◆ What is asked ◆
Print each of the entries exactly, leaving nothing out.

Dataset rows:
◆ ◆ ◆ ◆ ◆
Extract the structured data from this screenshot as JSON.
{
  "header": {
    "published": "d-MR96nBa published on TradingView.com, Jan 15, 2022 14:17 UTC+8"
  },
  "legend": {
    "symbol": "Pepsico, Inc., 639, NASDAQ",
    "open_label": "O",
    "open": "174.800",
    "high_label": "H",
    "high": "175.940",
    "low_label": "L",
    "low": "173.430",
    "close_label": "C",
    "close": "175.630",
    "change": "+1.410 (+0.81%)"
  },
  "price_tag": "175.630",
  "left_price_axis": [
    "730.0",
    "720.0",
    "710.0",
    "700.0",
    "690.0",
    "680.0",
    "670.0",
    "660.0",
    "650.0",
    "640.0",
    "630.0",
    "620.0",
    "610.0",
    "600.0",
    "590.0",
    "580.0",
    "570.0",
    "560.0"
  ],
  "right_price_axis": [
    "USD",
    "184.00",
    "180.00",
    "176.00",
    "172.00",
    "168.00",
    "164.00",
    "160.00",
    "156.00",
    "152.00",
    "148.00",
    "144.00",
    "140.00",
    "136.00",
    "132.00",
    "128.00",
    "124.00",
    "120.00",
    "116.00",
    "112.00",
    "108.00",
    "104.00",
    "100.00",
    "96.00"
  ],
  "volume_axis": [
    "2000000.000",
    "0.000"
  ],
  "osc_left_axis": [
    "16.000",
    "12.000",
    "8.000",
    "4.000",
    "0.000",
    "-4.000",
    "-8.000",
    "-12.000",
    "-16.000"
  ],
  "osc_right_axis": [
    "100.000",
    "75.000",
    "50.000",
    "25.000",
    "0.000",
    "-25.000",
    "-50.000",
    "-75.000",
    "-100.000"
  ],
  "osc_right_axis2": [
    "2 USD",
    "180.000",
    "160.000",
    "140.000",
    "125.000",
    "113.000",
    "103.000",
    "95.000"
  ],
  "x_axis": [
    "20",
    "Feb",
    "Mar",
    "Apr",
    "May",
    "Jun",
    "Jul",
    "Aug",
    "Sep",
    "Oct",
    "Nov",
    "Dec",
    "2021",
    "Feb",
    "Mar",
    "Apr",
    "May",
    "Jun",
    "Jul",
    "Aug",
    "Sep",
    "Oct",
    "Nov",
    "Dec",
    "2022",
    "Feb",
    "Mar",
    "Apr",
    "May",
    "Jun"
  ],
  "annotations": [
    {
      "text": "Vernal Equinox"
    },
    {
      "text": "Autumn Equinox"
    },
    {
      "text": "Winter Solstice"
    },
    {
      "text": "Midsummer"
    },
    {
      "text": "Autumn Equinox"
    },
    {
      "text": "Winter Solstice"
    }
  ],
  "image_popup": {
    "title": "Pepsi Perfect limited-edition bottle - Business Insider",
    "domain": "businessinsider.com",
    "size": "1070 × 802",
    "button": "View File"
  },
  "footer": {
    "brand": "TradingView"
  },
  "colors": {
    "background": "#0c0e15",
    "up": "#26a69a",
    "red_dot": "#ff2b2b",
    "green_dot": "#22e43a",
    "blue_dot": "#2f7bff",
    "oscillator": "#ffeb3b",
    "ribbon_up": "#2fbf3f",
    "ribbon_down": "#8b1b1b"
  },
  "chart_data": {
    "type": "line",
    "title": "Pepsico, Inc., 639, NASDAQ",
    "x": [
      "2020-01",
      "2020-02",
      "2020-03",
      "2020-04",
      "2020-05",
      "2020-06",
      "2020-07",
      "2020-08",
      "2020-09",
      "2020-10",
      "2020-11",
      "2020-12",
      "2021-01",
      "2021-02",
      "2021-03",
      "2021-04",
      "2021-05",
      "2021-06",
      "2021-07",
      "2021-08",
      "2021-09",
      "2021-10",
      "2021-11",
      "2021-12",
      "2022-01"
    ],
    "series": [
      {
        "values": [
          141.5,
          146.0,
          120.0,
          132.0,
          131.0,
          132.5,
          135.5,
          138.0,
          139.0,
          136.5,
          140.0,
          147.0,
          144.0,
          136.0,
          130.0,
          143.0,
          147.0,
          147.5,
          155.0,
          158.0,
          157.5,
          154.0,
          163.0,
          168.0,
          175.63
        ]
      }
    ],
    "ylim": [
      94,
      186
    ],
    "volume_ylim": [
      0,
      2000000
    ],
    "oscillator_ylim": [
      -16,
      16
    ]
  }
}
◆ ◆ ◆ ◆ ◆
◆ Correct result ◆
Extract the structured data from this screenshot as JSON.
{
  "header": {
    "published": "d-MR96nBa published on TradingView.com, Jan 15, 2022 14:17 UTC+8"
  },
  "legend": {
    "symbol": "Pepsico, Inc., 639, NASDAQ",
    "open_label": "O",
    "open": "174.800",
    "high_label": "H",
    "high": "175.940",
    "low_label": "L",
    "low": "173.430",
    "close_label": "C",
    "close": "175.630",
    "change": "+1.410 (+0.81%)"
  },
  "price_tag": "175.630",
  "left_price_axis": [
    "730.0",
    "720.0",
    "710.0",
    "700.0",
    "690.0",
    "680.0",
    "670.0",
    "660.0",
    "650.0",
    "640.0",
    "630.0",
    "620.0",
    "610.0",
    "600.0",
    "590.0",
    "580.0",
    "570.0",
    "560.0"
  ],
  "right_price_axis": [
    "USD",
    "184.00",
    "180.00",
    "176.00",
    "172.00",
    "168.00",
    "164.00",
    "160.00",
    "156.00",
    "152.00",
    "148.00",
    "144.00",
    "140.00",
    "136.00",
    "132.00",
    "128.00",
    "124.00",
    "120.00",
    "116.00",
    "112.00",
    "108.00",
    "104.00",
    "100.00",
    "96.00"
  ],
  "volume_axis": [
    "2000000.000",
    "0.000"
  ],
  "osc_left_axis": [
    "16.000",
    "12.000",
    "8.000",
    "4.000",
    "0.000",
    "-4.000",
    "-8.000",
    "-12.000",
    "-16.000"
  ],
  "osc_right_axis": [
    "100.000",
    "75.000",
    "50.000",
    "25.000",
    "0.000",
    "-25.000",
    "-50.000",
    "-75.000",
    "-100.000"
  ],
  "osc_right_axis2": [
    "2 USD",
    "180.000",
    "160.000",
    "140.000",
    "125.000",
    "113.000",
    "103.000",
    "95.000"
  ],
  "x_axis": [
    "20",
    "Feb",
    "Mar",
    "Apr",
    "May",
    "Jun",
    "Jul",
    "Aug",
    "Sep",
    "Oct",
    "Nov",
    "Dec",
    "2021",
    "Feb",
    "Mar",
    "Apr",
    "May",
    "Jun",
    "Jul",
    "Aug",
    "Sep",
    "Oct",
    "Nov",
    "Dec",
    "2022",
    "Feb",
    "Mar",
    "Apr",
    "May",
    "Jun"
  ],
  "annotations": [
    {
      "text": "Vernal Equinox"
    },
    {
      "text": "Autumn Equinox"
    },
    {
      "text": "Winter Solstice"
    },
    {
      "text": "Midsummer"
    },
    {
      "text": "Autumn Equinox"
    },
    {
      "text": "Winter Solstice"
    }
  ],
  "image_popup": {
    "title": "Pepsi Perfect limited-edition bottle - Business Insider",
    "domain": "businessinsider.com",
    "size": "1070 × 802",
    "button": "View File"
  },
  "footer": {
    "brand": "TradingView"
  },
  "colors": {
    "background": "#0c0e15",
    "up": "#26a69a",
    "red_dot": "#ff2b2b",
    "green_dot": "#22e43a",
    "blue_dot": "#2f7bff",
    "oscillator": "#ffeb3b",
    "ribbon_up": "#2fbf3f",
    "ribbon_down": "#8b1b1b"
  },
  "chart_data": {
    "type": "line",
    "title": "Pepsico, Inc., 639, NASDAQ",
    "x": [
      "2020-01",
      "2020-02",
      "2020-03",
      "2020-04",
      "2020-05",
      "2020-06",
      "2020-07",
      "2020-08",
      "2020-09",
      "2020-10",
      "2020-11",
      "2020-12",
      "2021-01",
      "2021-02",
      "2021-03",
      "2021-04",
      "2021-05",
      "2021-06",
      "2021-07",
      "2021-08",
      "2021-09",
      "2021-10",
      "2021-11",
      "2021-12",
      "2022-01"
    ],
    "series": [
      {
        "values": [
          141.5,
          146.0,
          120.0,
          132.0,
          131.0,
          132.5,
          135.5,
          138.0,
          139.0,
          136.5,
          140.0,
          147.0,
          144.0,
          136.0,
          130.0,
          143.0,
          147.0,
          147.5,
          155.0,
          158.0,
          157.5,
          154.0,
          163.0,
          168.0,
          175.63
        ]
      }
    ],
    "ylim": [
      94,
      186
    ],
    "volume_ylim": [
      0,
      2000000
    ],
    "oscillator_ylim": [
      -16,
      16
    ]
  }
}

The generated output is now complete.